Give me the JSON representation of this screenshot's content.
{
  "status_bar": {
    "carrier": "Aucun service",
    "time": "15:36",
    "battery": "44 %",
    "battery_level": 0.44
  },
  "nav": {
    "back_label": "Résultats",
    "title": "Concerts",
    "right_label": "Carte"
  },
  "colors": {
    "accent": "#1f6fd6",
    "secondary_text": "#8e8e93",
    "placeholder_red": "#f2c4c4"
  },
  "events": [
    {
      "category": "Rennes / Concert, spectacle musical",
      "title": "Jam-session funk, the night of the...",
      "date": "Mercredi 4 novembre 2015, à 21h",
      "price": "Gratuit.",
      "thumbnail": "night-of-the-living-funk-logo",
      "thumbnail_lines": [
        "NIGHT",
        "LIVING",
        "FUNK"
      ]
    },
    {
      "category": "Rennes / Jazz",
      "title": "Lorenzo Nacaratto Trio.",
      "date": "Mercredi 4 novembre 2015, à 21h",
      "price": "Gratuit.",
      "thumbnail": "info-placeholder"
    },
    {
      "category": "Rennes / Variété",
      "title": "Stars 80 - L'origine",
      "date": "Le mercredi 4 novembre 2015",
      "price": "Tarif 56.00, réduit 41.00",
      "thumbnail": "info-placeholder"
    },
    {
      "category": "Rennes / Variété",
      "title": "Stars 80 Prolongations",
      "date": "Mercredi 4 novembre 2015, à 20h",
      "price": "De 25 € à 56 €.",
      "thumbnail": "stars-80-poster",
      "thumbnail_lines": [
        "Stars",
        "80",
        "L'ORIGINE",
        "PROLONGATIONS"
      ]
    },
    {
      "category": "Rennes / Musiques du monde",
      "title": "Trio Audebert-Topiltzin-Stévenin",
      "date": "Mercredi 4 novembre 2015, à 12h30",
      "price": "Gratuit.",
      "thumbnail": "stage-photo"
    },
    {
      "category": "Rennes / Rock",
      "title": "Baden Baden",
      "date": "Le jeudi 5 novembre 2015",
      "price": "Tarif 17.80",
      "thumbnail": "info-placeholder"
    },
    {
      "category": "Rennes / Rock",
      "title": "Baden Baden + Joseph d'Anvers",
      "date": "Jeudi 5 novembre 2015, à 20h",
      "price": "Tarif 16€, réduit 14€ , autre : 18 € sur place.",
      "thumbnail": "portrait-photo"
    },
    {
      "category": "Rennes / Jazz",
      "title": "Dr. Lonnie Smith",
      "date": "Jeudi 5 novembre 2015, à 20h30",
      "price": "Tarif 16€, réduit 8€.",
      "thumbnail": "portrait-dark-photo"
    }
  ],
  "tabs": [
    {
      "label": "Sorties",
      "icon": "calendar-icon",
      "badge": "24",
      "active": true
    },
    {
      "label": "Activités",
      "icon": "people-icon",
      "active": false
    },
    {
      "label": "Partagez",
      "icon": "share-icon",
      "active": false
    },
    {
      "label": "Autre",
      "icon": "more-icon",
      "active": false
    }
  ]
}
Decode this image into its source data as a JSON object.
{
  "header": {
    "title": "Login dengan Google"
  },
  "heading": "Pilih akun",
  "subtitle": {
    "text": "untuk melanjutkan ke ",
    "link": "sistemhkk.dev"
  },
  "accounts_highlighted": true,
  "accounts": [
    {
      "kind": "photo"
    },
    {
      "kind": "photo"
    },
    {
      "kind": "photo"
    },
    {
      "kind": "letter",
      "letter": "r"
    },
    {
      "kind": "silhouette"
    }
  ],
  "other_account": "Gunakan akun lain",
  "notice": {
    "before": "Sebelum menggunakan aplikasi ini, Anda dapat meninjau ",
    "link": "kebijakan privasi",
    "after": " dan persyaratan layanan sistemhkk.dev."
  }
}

════════════════

• DIRECTIVE:
Repeat the data precisely, reproducing every entry.

• SOLUTION:
Give me the JSON representation of this screenshot's content.
{
  "status_bar": {
    "carrier": "Aucun service",
    "time": "15:36",
    "battery": "44 %",
    "battery_level": 0.44
  },
  "nav": {
    "back_label": "Résultats",
    "title": "Concerts",
    "right_label": "Carte"
  },
  "colors": {
    "accent": "#1f6fd6",
    "secondary_text": "#8e8e93",
    "placeholder_red": "#f2c4c4"
  },
  "events": [
    {
      "category": "Rennes / Concert, spectacle musical",
      "title": "Jam-session funk, the night of the...",
      "date": "Mercredi 4 novembre 2015, à 21h",
      "price": "Gratuit.",
      "thumbnail": "night-of-the-living-funk-logo",
      "thumbnail_lines": [
        "NIGHT",
        "LIVING",
        "FUNK"
      ]
    },
    {
      "category": "Rennes / Jazz",
      "title": "Lorenzo Nacaratto Trio.",
      "date": "Mercredi 4 novembre 2015, à 21h",
      "price": "Gratuit.",
      "thumbnail": "info-placeholder"
    },
    {
      "category": "Rennes / Variété",
      "title": "Stars 80 - L'origine",
      "date": "Le mercredi 4 novembre 2015",
      "price": "Tarif 56.00, réduit 41.00",
      "thumbnail": "info-placeholder"
    },
    {
      "category": "Rennes / Variété",
      "title": "Stars 80 Prolongations",
      "date": "Mercredi 4 novembre 2015, à 20h",
      "price": "De 25 € à 56 €.",
      "thumbnail": "stars-80-poster",
      "thumbnail_lines": [
        "Stars",
        "80",
        "L'ORIGINE",
        "PROLONGATIONS"
      ]
    },
    {
      "category": "Rennes / Musiques du monde",
      "title": "Trio Audebert-Topiltzin-Stévenin",
      "date": "Mercredi 4 novembre 2015, à 12h30",
      "price": "Gratuit.",
      "thumbnail": "stage-photo"
    },
    {
      "category": "Rennes / Rock",
      "title": "Baden Baden",
      "date": "Le jeudi 5 novembre 2015",
      "price": "Tarif 17.80",
      "thumbnail": "info-placeholder"
    },
    {
      "category": "Rennes / Rock",
      "title": "Baden Baden + Joseph d'Anvers",
      "date": "Jeudi 5 novembre 2015, à 20h",
      "price": "Tarif 16€, réduit 14€ , autre : 18 € sur place.",
      "thumbnail": "portrait-photo"
    },
    {
      "category": "Rennes / Jazz",
      "title": "Dr. Lonnie Smith",
      "date": "Jeudi 5 novembre 2015, à 20h30",
      "price": "Tarif 16€, réduit 8€.",
      "thumbnail": "portrait-dark-photo"
    }
  ],
  "tabs": [
    {
      "label": "Sorties",
      "icon": "calendar-icon",
      "badge": "24",
      "active": true
    },
    {
      "label": "Activités",
      "icon": "people-icon",
      "active": false
    },
    {
      "label": "Partagez",
      "icon": "share-icon",
      "active": false
    },
    {
      "label": "Autre",
      "icon": "more-icon",
      "active": false
    }
  ]
}
Decode this image into its source data as a JSON object.
{
  "header": {
    "title": "Login dengan Google"
  },
  "heading": "Pilih akun",
  "subtitle": {
    "text": "untuk melanjutkan ke ",
    "link": "sistemhkk.dev"
  },
  "accounts_highlighted": true,
  "accounts": [
    {
      "kind": "photo"
    },
    {
      "kind": "photo"
    },
    {
      "kind": "photo"
    },
    {
      "kind": "letter",
      "letter": "r"
    },
    {
      "kind": "silhouette"
    }
  ],
  "other_account": "Gunakan akun lain",
  "notice": {
    "before": "Sebelum menggunakan aplikasi ini, Anda dapat meninjau ",
    "link": "kebijakan privasi",
    "after": " dan persyaratan layanan sistemhkk.dev."
  }
}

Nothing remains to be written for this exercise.